◆ **The problem**:
Output each line of the material exactly as it stands.

━━━━━━━━

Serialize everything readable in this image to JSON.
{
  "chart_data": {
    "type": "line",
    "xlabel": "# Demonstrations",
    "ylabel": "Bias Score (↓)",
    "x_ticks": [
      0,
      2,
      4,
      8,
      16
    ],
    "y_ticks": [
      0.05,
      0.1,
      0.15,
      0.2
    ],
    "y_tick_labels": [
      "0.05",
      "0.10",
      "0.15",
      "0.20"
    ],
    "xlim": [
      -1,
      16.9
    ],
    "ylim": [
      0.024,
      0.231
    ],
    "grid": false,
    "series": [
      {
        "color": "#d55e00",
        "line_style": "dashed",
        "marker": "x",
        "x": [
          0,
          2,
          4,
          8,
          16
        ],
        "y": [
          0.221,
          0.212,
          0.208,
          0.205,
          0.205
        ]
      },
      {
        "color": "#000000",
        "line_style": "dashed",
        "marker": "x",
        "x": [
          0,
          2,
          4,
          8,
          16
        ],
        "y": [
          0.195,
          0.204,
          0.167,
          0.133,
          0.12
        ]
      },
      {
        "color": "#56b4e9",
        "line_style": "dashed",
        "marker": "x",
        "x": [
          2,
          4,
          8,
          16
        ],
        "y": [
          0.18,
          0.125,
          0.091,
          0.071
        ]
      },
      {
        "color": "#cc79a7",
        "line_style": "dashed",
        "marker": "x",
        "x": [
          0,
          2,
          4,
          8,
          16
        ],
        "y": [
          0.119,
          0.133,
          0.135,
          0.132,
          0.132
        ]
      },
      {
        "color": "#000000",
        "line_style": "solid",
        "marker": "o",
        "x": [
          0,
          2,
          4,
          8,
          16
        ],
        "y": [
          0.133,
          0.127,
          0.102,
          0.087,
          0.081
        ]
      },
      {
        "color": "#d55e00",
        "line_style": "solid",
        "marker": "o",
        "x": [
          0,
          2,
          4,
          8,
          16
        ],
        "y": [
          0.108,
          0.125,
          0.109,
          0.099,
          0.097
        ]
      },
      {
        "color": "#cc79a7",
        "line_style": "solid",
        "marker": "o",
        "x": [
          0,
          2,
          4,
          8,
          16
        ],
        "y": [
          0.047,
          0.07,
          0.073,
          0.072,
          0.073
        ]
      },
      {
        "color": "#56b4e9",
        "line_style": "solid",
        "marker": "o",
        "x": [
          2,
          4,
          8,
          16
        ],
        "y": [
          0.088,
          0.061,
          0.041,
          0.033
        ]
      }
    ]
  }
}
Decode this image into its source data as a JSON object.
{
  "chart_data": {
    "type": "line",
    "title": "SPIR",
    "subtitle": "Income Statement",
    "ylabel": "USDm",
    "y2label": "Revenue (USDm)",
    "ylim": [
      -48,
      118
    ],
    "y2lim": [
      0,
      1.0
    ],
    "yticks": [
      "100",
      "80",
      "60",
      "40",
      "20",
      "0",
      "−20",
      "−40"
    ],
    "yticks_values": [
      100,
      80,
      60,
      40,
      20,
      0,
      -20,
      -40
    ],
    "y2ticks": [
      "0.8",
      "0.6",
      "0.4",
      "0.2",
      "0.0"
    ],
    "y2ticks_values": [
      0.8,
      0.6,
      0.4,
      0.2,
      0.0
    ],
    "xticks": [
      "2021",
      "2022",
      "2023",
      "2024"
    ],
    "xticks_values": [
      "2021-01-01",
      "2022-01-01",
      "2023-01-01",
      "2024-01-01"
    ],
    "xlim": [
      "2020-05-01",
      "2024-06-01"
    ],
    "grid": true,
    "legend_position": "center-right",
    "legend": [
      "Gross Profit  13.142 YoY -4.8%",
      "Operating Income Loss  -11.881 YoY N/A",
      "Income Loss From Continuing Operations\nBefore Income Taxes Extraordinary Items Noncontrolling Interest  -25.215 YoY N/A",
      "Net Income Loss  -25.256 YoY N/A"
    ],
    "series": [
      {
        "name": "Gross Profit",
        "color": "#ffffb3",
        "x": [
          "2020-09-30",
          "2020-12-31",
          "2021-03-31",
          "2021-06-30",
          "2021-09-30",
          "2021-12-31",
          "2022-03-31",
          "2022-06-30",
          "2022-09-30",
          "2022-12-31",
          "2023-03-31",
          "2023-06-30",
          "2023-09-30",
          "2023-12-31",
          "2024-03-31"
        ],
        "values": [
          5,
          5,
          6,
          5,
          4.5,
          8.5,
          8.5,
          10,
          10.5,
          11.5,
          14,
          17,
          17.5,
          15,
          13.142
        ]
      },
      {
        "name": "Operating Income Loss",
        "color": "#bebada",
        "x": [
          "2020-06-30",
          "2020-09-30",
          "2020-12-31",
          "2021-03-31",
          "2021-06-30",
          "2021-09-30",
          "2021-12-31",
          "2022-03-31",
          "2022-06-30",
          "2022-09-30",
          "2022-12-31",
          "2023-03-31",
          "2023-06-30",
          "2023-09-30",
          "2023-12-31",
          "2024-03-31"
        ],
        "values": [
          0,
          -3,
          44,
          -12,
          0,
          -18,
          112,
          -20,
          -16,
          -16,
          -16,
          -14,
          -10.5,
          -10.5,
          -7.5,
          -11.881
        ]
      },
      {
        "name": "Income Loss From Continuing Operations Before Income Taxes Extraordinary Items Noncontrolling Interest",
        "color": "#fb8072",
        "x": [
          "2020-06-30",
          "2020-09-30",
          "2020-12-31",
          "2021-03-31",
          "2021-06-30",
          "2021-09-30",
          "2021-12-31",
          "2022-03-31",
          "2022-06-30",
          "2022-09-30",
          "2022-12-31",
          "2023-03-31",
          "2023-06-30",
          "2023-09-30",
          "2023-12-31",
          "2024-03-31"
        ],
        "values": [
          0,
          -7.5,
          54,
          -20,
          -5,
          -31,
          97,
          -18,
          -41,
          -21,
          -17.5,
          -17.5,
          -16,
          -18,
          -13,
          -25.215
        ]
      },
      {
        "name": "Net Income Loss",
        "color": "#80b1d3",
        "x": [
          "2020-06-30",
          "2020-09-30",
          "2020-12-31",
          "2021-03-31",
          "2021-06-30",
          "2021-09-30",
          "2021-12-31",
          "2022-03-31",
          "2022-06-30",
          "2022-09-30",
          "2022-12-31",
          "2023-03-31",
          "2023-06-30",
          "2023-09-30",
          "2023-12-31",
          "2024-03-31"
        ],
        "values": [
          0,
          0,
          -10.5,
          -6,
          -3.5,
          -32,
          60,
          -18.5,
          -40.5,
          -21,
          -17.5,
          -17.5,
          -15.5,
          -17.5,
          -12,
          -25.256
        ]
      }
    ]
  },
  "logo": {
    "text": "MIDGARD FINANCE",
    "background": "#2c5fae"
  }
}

━━━━━━━━

◆ **Solution to the problem**:
Serialize everything readable in this image to JSON.
{
  "chart_data": {
    "type": "line",
    "xlabel": "# Demonstrations",
    "ylabel": "Bias Score (↓)",
    "x_ticks": [
      0,
      2,
      4,
      8,
      16
    ],
    "y_ticks": [
      0.05,
      0.1,
      0.15,
      0.2
    ],
    "y_tick_labels": [
      "0.05",
      "0.10",
      "0.15",
      "0.20"
    ],
    "xlim": [
      -1,
      16.9
    ],
    "ylim": [
      0.024,
      0.231
    ],
    "grid": false,
    "series": [
      {
        "color": "#d55e00",
        "line_style": "dashed",
        "marker": "x",
        "x": [
          0,
          2,
          4,
          8,
          16
        ],
        "y": [
          0.221,
          0.212,
          0.208,
          0.205,
          0.205
        ]
      },
      {
        "color": "#000000",
        "line_style": "dashed",
        "marker": "x",
        "x": [
          0,
          2,
          4,
          8,
          16
        ],
        "y": [
          0.195,
          0.204,
          0.167,
          0.133,
          0.12
        ]
      },
      {
        "color": "#56b4e9",
        "line_style": "dashed",
        "marker": "x",
        "x": [
          2,
          4,
          8,
          16
        ],
        "y": [
          0.18,
          0.125,
          0.091,
          0.071
        ]
      },
      {
        "color": "#cc79a7",
        "line_style": "dashed",
        "marker": "x",
        "x": [
          0,
          2,
          4,
          8,
          16
        ],
        "y": [
          0.119,
          0.133,
          0.135,
          0.132,
          0.132
        ]
      },
      {
        "color": "#000000",
        "line_style": "solid",
        "marker": "o",
        "x": [
          0,
          2,
          4,
          8,
          16
        ],
        "y": [
          0.133,
          0.127,
          0.102,
          0.087,
          0.081
        ]
      },
      {
        "color": "#d55e00",
        "line_style": "solid",
        "marker": "o",
        "x": [
          0,
          2,
          4,
          8,
          16
        ],
        "y": [
          0.108,
          0.125,
          0.109,
          0.099,
          0.097
        ]
      },
      {
        "color": "#cc79a7",
        "line_style": "solid",
        "marker": "o",
        "x": [
          0,
          2,
          4,
          8,
          16
        ],
        "y": [
          0.047,
          0.07,
          0.073,
          0.072,
          0.073
        ]
      },
      {
        "color": "#56b4e9",
        "line_style": "solid",
        "marker": "o",
        "x": [
          2,
          4,
          8,
          16
        ],
        "y": [
          0.088,
          0.061,
          0.041,
          0.033
        ]
      }
    ]
  }
}
Decode this image into its source data as a JSON object.
{
  "chart_data": {
    "type": "line",
    "title": "SPIR",
    "subtitle": "Income Statement",
    "ylabel": "USDm",
    "y2label": "Revenue (USDm)",
    "ylim": [
      -48,
      118
    ],
    "y2lim": [
      0,
      1.0
    ],
    "yticks": [
      "100",
      "80",
      "60",
      "40",
      "20",
      "0",
      "−20",
      "−40"
    ],
    "yticks_values": [
      100,
      80,
      60,
      40,
      20,
      0,
      -20,
      -40
    ],
    "y2ticks": [
      "0.8",
      "0.6",
      "0.4",
      "0.2",
      "0.0"
    ],
    "y2ticks_values": [
      0.8,
      0.6,
      0.4,
      0.2,
      0.0
    ],
    "xticks": [
      "2021",
      "2022",
      "2023",
      "2024"
    ],
    "xticks_values": [
      "2021-01-01",
      "2022-01-01",
      "2023-01-01",
      "2024-01-01"
    ],
    "xlim": [
      "2020-05-01",
      "2024-06-01"
    ],
    "grid": true,
    "legend_position": "center-right",
    "legend": [
      "Gross Profit  13.142 YoY -4.8%",
      "Operating Income Loss  -11.881 YoY N/A",
      "Income Loss From Continuing Operations\nBefore Income Taxes Extraordinary Items Noncontrolling Interest  -25.215 YoY N/A",
      "Net Income Loss  -25.256 YoY N/A"
    ],
    "series": [
      {
        "name": "Gross Profit",
        "color": "#ffffb3",
        "x": [
          "2020-09-30",
          "2020-12-31",
          "2021-03-31",
          "2021-06-30",
          "2021-09-30",
          "2021-12-31",
          "2022-03-31",
          "2022-06-30",
          "2022-09-30",
          "2022-12-31",
          "2023-03-31",
          "2023-06-30",
          "2023-09-30",
          "2023-12-31",
          "2024-03-31"
        ],
        "values": [
          5,
          5,
          6,
          5,
          4.5,
          8.5,
          8.5,
          10,
          10.5,
          11.5,
          14,
          17,
          17.5,
          15,
          13.142
        ]
      },
      {
        "name": "Operating Income Loss",
        "color": "#bebada",
        "x": [
          "2020-06-30",
          "2020-09-30",
          "2020-12-31",
          "2021-03-31",
          "2021-06-30",
          "2021-09-30",
          "2021-12-31",
          "2022-03-31",
          "2022-06-30",
          "2022-09-30",
          "2022-12-31",
          "2023-03-31",
          "2023-06-30",
          "2023-09-30",
          "2023-12-31",
          "2024-03-31"
        ],
        "values": [
          0,
          -3,
          44,
          -12,
          0,
          -18,
          112,
          -20,
          -16,
          -16,
          -16,
          -14,
          -10.5,
          -10.5,
          -7.5,
          -11.881
        ]
      },
      {
        "name": "Income Loss From Continuing Operations Before Income Taxes Extraordinary Items Noncontrolling Interest",
        "color": "#fb8072",
        "x": [
          "2020-06-30",
          "2020-09-30",
          "2020-12-31",
          "2021-03-31",
          "2021-06-30",
          "2021-09-30",
          "2021-12-31",
          "2022-03-31",
          "2022-06-30",
          "2022-09-30",
          "2022-12-31",
          "2023-03-31",
          "2023-06-30",
          "2023-09-30",
          "2023-12-31",
          "2024-03-31"
        ],
        "values": [
          0,
          -7.5,
          54,
          -20,
          -5,
          -31,
          97,
          -18,
          -41,
          -21,
          -17.5,
          -17.5,
          -16,
          -18,
          -13,
          -25.215
        ]
      },
      {
        "name": "Net Income Loss",
        "color": "#80b1d3",
        "x": [
          "2020-06-30",
          "2020-09-30",
          "2020-12-31",
          "2021-03-31",
          "2021-06-30",
          "2021-09-30",
          "2021-12-31",
          "2022-03-31",
          "2022-06-30",
          "2022-09-30",
          "2022-12-31",
          "2023-03-31",
          "2023-06-30",
          "2023-09-30",
          "2023-12-31",
          "2024-03-31"
        ],
        "values": [
          0,
          0,
          -10.5,
          -6,
          -3.5,
          -32,
          60,
          -18.5,
          -40.5,
          -21,
          -17.5,
          -17.5,
          -15.5,
          -17.5,
          -12,
          -25.256
        ]
      }
    ]
  },
  "logo": {
    "text": "MIDGARD FINANCE",
    "background": "#2c5fae"
  }
}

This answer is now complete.